*What you should do*
Pick out each line below containing "JSON".

*Records from a collection*
## Start
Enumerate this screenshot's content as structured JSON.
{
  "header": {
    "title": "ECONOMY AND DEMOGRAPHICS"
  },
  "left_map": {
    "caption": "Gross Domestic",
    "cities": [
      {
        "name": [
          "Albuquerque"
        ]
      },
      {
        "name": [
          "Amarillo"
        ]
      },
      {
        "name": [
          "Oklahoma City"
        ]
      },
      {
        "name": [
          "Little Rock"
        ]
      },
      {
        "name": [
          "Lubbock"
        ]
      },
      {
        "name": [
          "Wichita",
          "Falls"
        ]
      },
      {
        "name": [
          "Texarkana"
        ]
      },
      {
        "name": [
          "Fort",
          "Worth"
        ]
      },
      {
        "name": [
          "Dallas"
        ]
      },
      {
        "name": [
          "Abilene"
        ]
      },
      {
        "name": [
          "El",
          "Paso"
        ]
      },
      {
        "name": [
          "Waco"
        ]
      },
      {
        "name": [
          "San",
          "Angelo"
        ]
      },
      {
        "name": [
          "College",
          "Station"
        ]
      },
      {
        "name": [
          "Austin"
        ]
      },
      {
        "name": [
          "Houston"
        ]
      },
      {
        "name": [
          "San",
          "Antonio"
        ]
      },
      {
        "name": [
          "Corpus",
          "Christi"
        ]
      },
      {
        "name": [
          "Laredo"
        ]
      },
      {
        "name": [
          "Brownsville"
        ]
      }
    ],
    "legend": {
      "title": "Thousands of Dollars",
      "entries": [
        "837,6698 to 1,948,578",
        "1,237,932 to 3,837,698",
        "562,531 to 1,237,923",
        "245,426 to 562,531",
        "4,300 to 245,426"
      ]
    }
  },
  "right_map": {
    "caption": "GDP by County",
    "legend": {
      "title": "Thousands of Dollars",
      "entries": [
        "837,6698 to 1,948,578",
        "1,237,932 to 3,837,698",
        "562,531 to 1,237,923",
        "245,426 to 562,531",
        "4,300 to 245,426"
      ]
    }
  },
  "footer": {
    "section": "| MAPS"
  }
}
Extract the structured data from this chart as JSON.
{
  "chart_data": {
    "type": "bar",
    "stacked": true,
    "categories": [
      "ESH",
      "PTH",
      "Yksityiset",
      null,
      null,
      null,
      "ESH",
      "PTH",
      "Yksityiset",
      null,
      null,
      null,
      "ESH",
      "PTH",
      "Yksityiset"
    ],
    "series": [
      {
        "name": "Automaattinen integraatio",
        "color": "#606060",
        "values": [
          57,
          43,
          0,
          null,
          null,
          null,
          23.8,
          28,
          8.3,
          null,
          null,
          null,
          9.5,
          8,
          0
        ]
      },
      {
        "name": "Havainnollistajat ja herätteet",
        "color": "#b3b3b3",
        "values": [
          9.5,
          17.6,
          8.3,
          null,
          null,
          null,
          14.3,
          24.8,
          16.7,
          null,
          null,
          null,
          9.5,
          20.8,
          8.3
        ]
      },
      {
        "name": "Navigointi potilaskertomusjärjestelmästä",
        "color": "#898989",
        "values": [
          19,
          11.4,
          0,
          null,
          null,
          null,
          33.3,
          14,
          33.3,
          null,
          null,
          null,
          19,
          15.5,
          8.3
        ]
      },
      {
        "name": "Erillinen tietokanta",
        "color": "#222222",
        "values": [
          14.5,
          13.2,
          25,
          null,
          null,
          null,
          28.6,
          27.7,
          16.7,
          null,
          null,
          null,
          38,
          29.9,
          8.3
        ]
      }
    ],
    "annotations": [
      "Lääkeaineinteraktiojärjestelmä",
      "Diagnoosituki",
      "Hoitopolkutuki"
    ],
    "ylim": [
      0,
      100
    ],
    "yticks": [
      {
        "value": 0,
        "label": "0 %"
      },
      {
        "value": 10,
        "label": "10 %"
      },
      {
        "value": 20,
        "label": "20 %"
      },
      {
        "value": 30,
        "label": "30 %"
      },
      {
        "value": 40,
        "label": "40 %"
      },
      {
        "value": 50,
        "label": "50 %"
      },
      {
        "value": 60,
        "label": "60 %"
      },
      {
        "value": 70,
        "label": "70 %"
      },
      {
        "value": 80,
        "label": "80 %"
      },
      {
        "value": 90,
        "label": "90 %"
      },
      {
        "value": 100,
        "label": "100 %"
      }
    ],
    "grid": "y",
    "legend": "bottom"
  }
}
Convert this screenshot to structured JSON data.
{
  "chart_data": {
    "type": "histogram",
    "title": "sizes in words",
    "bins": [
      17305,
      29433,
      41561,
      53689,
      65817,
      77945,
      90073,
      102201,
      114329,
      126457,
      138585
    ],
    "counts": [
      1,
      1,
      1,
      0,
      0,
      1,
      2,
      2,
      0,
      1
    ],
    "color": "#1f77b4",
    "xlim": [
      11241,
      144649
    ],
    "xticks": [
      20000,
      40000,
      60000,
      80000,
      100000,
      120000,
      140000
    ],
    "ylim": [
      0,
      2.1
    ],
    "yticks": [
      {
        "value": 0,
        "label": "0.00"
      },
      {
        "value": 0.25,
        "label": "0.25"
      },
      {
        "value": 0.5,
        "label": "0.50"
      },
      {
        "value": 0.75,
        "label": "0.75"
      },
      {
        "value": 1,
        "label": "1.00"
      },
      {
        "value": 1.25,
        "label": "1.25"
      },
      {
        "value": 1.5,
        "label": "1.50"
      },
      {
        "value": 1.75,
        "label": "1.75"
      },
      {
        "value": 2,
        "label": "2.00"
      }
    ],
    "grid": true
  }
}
## End
*Exercise answer*
Enumerate this screenshot's content as structured JSON.
Extract the structured data from this chart as JSON.
Convert this screenshot to structured JSON data.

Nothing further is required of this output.